TO DO
Locate all lines in the data below that hold "document" and show them.

DATA LISTING

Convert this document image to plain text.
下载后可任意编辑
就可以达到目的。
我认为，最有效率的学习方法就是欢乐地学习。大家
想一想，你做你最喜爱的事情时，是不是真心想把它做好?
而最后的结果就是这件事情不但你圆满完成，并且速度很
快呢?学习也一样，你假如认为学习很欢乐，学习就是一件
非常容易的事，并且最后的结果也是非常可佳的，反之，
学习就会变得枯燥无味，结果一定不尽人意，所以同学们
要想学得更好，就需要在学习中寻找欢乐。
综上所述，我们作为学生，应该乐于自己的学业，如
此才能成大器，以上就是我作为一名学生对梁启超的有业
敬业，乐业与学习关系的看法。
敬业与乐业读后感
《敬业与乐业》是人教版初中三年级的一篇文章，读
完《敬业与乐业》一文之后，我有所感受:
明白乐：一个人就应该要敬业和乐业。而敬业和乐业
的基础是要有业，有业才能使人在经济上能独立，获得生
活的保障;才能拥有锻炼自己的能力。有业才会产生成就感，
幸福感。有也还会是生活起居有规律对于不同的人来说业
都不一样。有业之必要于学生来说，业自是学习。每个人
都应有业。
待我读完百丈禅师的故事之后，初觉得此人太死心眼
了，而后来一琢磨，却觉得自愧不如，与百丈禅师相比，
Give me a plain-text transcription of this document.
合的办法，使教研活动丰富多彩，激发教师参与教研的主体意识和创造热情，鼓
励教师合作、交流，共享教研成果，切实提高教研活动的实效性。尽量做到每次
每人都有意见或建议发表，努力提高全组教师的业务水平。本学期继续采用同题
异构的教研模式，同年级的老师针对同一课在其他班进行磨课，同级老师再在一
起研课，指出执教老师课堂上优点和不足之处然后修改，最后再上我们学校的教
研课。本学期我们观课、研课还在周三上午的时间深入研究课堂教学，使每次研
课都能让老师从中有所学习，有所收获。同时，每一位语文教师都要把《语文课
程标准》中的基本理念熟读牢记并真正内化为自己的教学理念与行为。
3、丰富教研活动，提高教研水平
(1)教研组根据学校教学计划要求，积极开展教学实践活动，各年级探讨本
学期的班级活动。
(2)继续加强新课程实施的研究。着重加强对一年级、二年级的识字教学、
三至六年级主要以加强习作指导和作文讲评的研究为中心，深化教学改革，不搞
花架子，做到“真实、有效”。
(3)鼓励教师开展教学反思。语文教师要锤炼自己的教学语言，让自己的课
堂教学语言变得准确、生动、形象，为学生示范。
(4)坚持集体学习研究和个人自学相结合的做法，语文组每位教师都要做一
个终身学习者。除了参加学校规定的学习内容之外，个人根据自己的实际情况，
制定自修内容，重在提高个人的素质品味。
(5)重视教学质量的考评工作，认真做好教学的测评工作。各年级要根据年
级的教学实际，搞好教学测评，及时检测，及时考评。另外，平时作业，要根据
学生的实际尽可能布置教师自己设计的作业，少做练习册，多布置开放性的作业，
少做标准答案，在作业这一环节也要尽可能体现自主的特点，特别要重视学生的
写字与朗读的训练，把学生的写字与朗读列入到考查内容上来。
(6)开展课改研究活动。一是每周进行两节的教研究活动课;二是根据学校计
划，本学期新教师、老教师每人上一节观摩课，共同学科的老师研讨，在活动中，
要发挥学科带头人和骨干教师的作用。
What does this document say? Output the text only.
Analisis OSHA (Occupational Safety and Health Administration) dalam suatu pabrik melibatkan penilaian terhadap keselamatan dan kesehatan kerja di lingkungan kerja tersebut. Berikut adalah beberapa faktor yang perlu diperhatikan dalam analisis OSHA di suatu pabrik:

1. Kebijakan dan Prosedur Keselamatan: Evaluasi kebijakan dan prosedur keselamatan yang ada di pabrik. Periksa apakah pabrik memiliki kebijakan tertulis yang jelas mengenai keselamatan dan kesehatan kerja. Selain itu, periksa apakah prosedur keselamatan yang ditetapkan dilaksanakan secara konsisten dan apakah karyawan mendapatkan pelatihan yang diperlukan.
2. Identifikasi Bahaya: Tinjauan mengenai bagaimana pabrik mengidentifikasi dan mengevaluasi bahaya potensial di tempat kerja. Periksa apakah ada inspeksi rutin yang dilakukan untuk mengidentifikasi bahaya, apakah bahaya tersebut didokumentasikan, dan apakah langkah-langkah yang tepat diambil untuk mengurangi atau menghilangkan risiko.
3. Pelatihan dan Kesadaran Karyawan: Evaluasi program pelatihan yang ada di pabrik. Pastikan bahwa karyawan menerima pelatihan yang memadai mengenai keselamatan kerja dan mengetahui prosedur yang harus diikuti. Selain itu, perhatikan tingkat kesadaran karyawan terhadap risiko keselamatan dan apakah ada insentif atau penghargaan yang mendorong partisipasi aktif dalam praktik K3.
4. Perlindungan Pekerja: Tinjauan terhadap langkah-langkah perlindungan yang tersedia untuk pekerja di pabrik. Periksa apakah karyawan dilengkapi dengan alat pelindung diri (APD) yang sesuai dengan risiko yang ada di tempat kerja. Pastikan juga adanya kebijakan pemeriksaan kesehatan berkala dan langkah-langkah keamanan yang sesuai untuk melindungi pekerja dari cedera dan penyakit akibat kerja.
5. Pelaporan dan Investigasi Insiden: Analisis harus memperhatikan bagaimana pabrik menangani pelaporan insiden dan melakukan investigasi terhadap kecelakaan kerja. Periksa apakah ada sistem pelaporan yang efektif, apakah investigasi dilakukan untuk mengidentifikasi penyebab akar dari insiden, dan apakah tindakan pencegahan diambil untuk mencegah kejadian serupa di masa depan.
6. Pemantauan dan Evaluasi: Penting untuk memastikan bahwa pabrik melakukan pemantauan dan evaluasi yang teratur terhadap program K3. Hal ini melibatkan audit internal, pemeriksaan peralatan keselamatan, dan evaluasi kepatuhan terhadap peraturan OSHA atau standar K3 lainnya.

COMPLETE RESPONSE
Convert this document image to plain text.
Give me a plain-text transcription of this document.
What does this document say? Output the text only.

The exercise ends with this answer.